▸ **What is expected**:
Scan the material below for the string "from", and copy every line where it shows up.

▸ **Data records**:
┌────────

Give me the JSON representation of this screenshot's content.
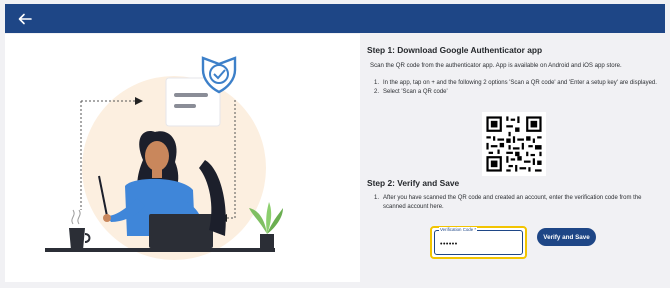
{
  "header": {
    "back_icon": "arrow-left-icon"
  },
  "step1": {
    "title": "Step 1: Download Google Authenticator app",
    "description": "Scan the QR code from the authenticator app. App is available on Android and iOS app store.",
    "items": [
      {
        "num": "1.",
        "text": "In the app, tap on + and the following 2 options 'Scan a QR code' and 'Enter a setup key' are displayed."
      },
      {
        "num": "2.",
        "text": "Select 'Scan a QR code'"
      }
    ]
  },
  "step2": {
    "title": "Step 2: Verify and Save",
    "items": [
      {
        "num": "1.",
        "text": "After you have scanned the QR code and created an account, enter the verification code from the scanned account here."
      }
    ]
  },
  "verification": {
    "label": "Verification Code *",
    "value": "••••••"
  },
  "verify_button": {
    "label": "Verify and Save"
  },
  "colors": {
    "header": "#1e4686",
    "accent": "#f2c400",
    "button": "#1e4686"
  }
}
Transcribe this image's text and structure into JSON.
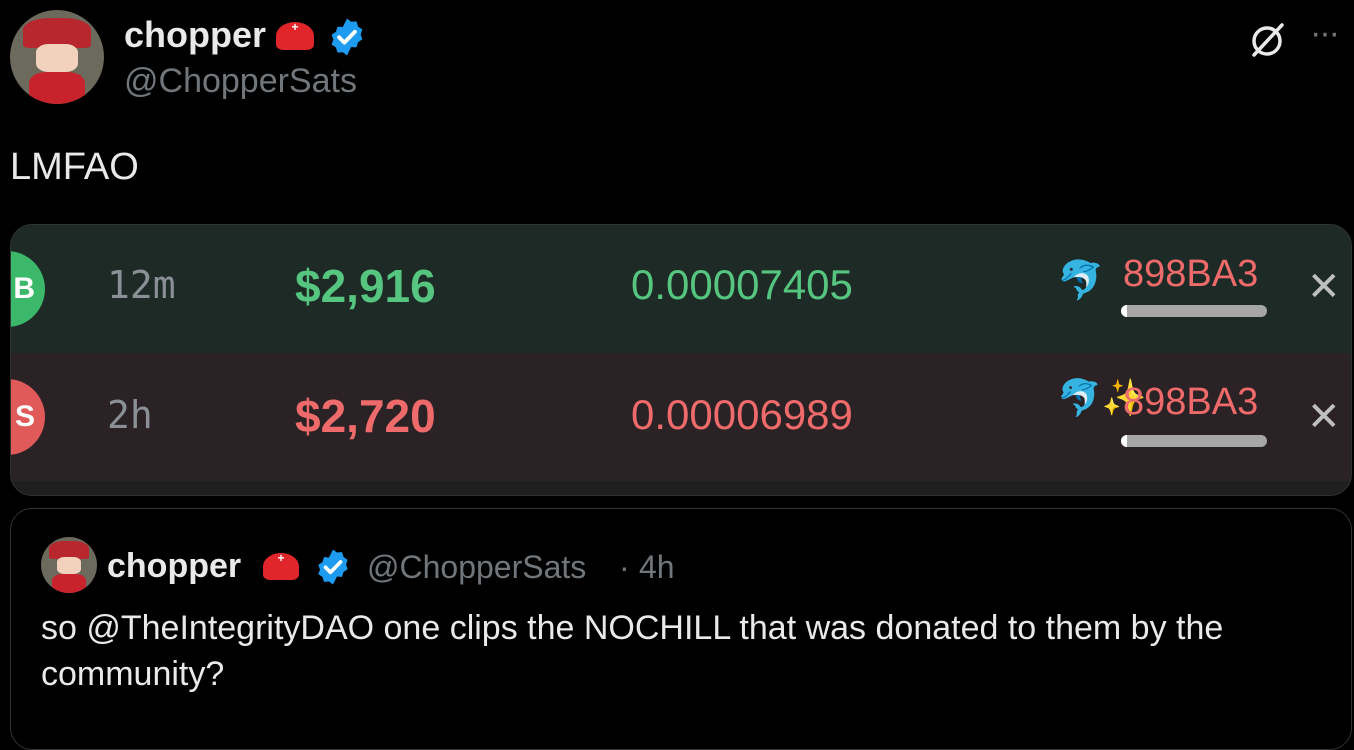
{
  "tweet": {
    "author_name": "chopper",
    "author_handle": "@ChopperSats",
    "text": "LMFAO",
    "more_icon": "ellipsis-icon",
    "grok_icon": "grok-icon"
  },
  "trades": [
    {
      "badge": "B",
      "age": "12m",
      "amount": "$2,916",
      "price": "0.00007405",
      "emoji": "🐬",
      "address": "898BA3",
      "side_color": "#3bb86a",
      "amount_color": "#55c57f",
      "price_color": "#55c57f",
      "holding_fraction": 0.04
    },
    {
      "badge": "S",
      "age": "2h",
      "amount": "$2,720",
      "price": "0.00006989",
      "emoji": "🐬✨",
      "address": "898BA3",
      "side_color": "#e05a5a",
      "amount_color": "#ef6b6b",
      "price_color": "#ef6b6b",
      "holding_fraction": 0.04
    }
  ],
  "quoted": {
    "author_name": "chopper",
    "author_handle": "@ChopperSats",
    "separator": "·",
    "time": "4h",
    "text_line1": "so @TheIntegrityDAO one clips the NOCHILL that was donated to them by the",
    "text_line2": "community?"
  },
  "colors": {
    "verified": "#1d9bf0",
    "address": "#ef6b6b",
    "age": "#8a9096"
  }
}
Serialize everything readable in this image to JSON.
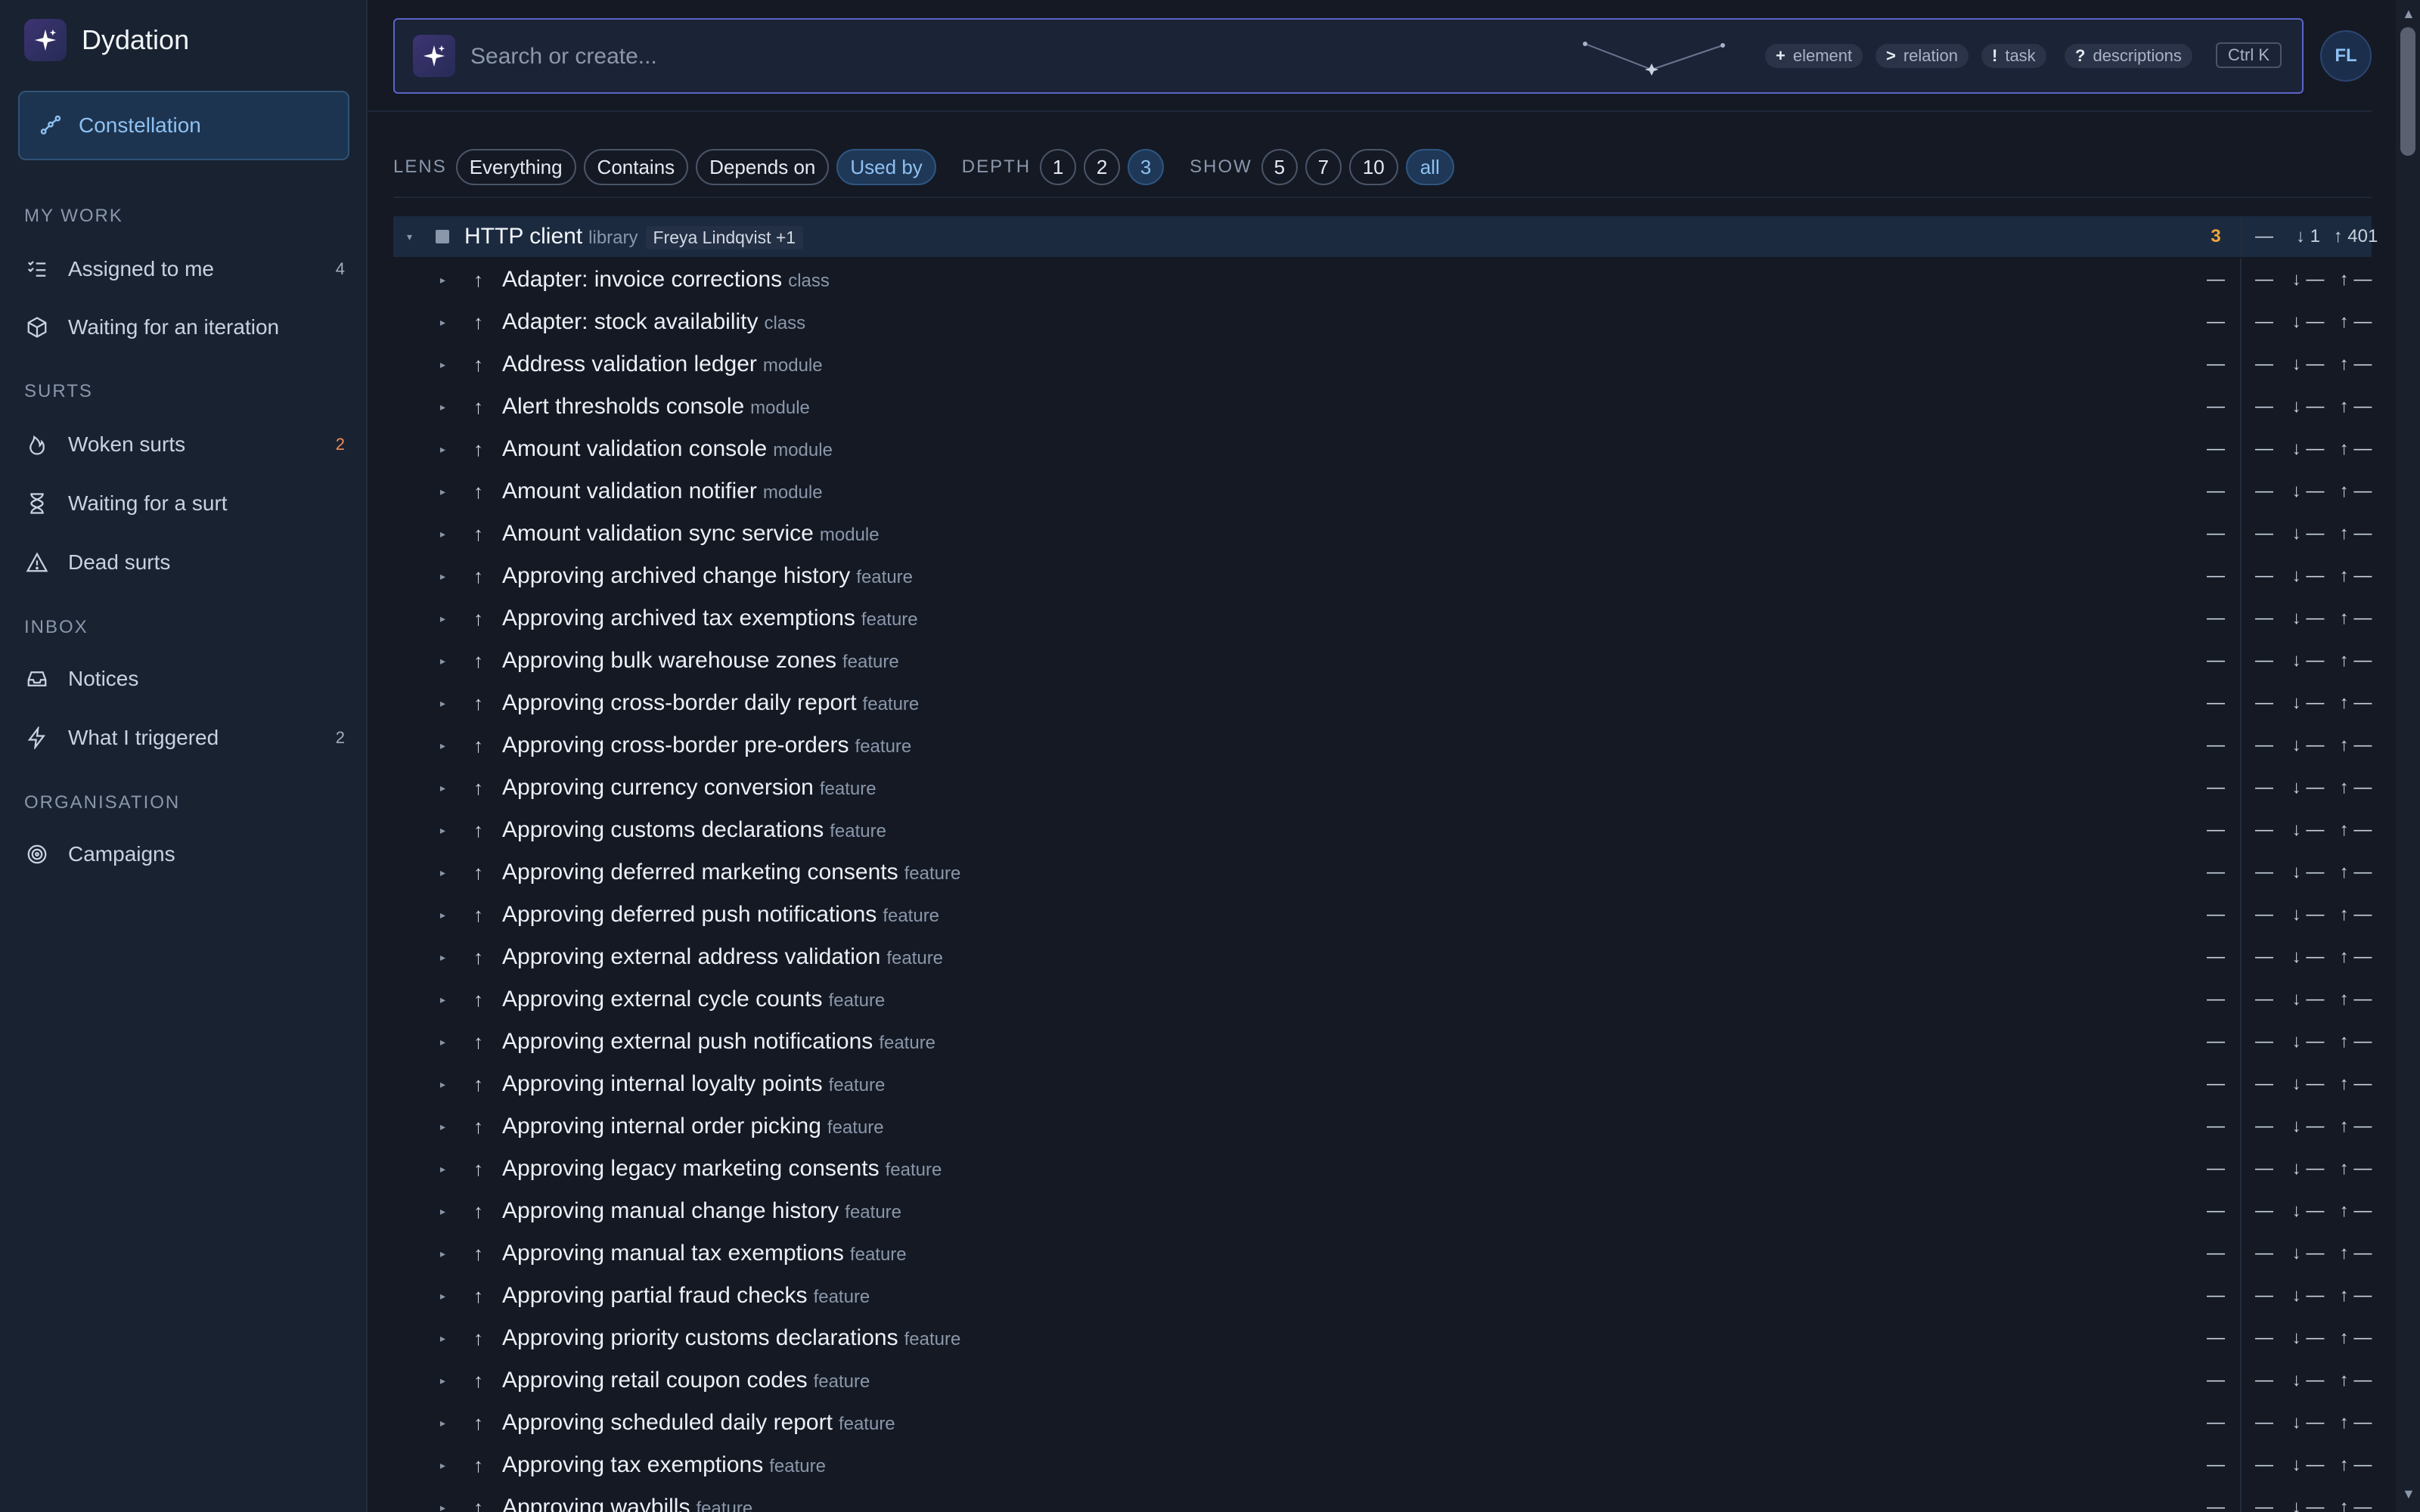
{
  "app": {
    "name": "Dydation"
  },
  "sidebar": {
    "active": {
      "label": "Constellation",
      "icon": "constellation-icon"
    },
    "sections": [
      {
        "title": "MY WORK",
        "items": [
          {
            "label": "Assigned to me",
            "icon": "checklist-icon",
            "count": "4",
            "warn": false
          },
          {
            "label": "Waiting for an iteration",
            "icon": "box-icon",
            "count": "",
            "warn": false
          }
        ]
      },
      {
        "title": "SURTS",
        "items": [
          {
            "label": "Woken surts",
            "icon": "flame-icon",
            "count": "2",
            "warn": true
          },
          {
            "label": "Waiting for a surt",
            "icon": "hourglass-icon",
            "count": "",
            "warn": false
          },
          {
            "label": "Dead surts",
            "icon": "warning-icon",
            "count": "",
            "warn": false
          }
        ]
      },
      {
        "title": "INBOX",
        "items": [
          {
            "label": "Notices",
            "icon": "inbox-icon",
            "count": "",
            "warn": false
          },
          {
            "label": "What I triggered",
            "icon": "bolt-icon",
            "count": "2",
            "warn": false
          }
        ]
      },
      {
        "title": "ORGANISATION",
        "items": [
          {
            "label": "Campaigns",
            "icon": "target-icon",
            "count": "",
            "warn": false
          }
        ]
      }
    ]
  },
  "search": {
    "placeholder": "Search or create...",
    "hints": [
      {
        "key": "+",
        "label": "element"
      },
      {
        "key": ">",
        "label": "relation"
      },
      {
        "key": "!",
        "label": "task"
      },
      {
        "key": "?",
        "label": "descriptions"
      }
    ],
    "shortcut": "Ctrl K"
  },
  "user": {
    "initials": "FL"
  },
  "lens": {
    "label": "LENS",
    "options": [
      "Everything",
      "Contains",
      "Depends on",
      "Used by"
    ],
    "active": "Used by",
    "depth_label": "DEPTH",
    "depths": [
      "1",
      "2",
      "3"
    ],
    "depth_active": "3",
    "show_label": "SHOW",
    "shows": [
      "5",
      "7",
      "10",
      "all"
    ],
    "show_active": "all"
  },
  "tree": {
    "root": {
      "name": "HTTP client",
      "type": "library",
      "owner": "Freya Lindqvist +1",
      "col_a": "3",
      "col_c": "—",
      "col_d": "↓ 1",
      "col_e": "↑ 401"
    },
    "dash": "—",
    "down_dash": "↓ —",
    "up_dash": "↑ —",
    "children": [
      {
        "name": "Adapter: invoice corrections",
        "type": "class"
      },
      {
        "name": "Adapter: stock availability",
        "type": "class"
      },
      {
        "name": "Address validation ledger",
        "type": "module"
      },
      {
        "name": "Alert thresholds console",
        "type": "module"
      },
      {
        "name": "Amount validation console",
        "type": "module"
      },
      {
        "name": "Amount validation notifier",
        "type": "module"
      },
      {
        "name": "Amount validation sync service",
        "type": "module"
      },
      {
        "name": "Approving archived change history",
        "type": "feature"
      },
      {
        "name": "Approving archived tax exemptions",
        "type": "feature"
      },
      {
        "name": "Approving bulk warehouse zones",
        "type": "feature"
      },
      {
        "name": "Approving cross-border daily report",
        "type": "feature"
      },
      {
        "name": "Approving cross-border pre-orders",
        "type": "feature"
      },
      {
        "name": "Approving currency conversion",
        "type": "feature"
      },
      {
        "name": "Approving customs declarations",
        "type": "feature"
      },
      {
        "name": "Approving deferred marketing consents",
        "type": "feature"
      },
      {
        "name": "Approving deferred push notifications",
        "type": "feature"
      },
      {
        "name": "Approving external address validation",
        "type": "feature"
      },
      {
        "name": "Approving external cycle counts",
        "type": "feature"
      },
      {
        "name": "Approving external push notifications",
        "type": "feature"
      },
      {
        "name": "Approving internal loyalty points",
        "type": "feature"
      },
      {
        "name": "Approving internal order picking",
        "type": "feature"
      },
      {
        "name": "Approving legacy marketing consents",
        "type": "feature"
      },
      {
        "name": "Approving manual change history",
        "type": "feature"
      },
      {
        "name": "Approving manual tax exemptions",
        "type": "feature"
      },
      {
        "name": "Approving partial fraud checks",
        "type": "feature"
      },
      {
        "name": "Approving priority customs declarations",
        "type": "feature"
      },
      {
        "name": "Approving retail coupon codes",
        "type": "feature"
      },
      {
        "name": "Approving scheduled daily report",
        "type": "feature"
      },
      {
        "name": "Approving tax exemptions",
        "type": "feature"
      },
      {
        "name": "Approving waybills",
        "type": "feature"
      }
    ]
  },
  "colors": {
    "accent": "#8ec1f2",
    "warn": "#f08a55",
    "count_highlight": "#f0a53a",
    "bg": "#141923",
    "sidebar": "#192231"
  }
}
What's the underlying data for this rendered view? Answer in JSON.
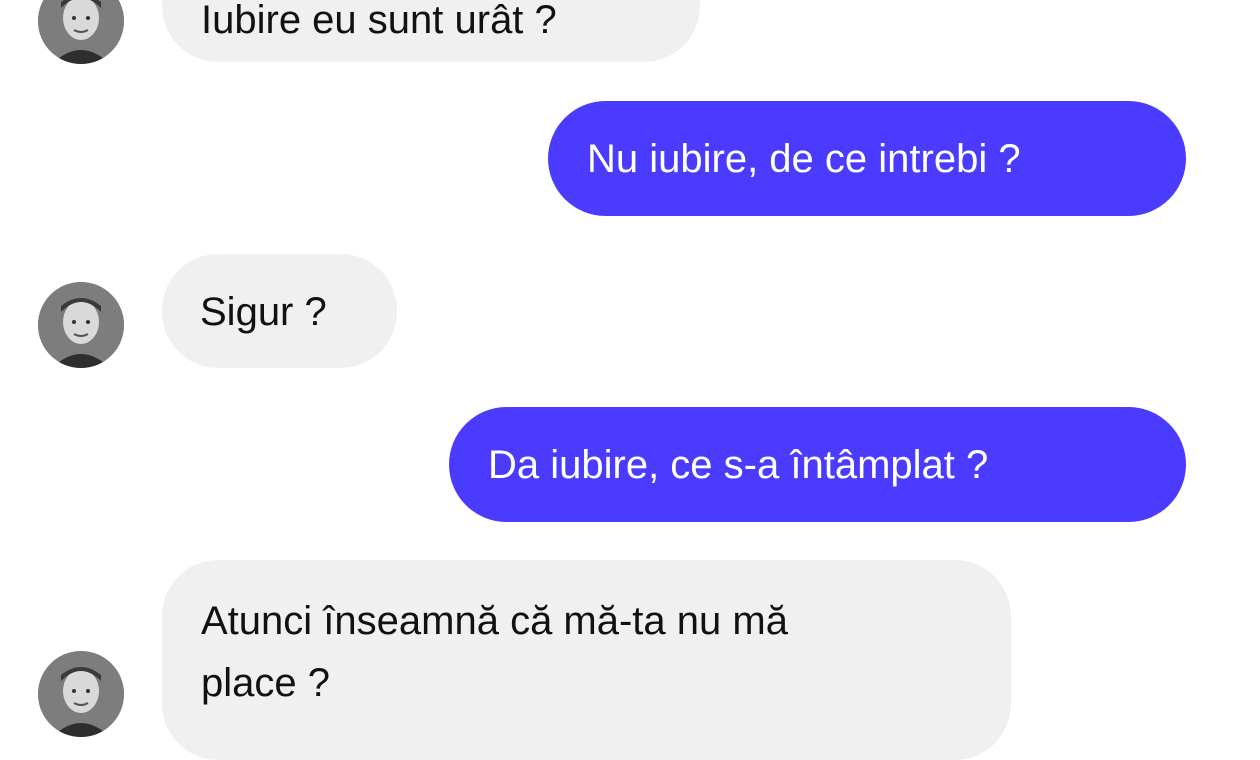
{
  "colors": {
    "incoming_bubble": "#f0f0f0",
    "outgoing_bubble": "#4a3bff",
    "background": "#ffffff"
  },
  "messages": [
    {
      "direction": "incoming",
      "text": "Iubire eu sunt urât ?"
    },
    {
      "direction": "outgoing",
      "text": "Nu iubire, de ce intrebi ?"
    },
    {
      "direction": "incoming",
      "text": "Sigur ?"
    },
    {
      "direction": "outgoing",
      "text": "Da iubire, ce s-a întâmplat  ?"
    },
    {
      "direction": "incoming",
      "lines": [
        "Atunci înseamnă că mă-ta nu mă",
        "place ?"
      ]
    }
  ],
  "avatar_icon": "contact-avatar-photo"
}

└────────

▸ **Exercise answer**:
    "description": "Scan the QR code from the authenticator app. App is available on Android and iOS app store.",
        "text": "After you have scanned the QR code and created an account, enter the verification code from the scanned account here."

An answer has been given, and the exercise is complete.